§ PROBLEM TO WORK ON: Copy down all of the data underneath, exactly as shown.

§ ENTRIES SUPPLIED:

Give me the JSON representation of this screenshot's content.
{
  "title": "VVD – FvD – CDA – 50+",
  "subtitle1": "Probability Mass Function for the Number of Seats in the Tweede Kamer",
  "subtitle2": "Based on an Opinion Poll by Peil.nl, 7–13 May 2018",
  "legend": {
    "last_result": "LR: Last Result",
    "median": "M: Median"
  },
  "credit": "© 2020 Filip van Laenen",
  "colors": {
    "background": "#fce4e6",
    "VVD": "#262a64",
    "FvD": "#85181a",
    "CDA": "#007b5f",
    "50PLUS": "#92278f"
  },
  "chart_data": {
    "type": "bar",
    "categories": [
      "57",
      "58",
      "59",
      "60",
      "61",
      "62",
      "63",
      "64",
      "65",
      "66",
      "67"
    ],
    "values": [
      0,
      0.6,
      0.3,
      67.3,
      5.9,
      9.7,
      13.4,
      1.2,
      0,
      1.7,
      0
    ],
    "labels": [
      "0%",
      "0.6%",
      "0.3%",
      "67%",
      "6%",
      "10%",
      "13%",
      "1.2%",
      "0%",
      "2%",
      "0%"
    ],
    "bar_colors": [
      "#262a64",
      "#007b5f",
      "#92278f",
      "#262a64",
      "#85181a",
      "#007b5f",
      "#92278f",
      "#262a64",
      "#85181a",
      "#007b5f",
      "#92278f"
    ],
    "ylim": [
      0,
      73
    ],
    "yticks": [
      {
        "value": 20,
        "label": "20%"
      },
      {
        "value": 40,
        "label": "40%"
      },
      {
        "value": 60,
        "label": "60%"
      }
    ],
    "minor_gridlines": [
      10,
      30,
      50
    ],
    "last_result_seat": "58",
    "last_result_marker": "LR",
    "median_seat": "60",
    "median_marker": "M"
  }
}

§ SOLUTION:
Give me the JSON representation of this screenshot's content.
{
  "title": "VVD – FvD – CDA – 50+",
  "subtitle1": "Probability Mass Function for the Number of Seats in the Tweede Kamer",
  "subtitle2": "Based on an Opinion Poll by Peil.nl, 7–13 May 2018",
  "legend": {
    "last_result": "LR: Last Result",
    "median": "M: Median"
  },
  "credit": "© 2020 Filip van Laenen",
  "colors": {
    "background": "#fce4e6",
    "VVD": "#262a64",
    "FvD": "#85181a",
    "CDA": "#007b5f",
    "50PLUS": "#92278f"
  },
  "chart_data": {
    "type": "bar",
    "categories": [
      "57",
      "58",
      "59",
      "60",
      "61",
      "62",
      "63",
      "64",
      "65",
      "66",
      "67"
    ],
    "values": [
      0,
      0.6,
      0.3,
      67.3,
      5.9,
      9.7,
      13.4,
      1.2,
      0,
      1.7,
      0
    ],
    "labels": [
      "0%",
      "0.6%",
      "0.3%",
      "67%",
      "6%",
      "10%",
      "13%",
      "1.2%",
      "0%",
      "2%",
      "0%"
    ],
    "bar_colors": [
      "#262a64",
      "#007b5f",
      "#92278f",
      "#262a64",
      "#85181a",
      "#007b5f",
      "#92278f",
      "#262a64",
      "#85181a",
      "#007b5f",
      "#92278f"
    ],
    "ylim": [
      0,
      73
    ],
    "yticks": [
      {
        "value": 20,
        "label": "20%"
      },
      {
        "value": 40,
        "label": "40%"
      },
      {
        "value": 60,
        "label": "60%"
      }
    ],
    "minor_gridlines": [
      10,
      30,
      50
    ],
    "last_result_seat": "58",
    "last_result_marker": "LR",
    "median_seat": "60",
    "median_marker": "M"
  }
}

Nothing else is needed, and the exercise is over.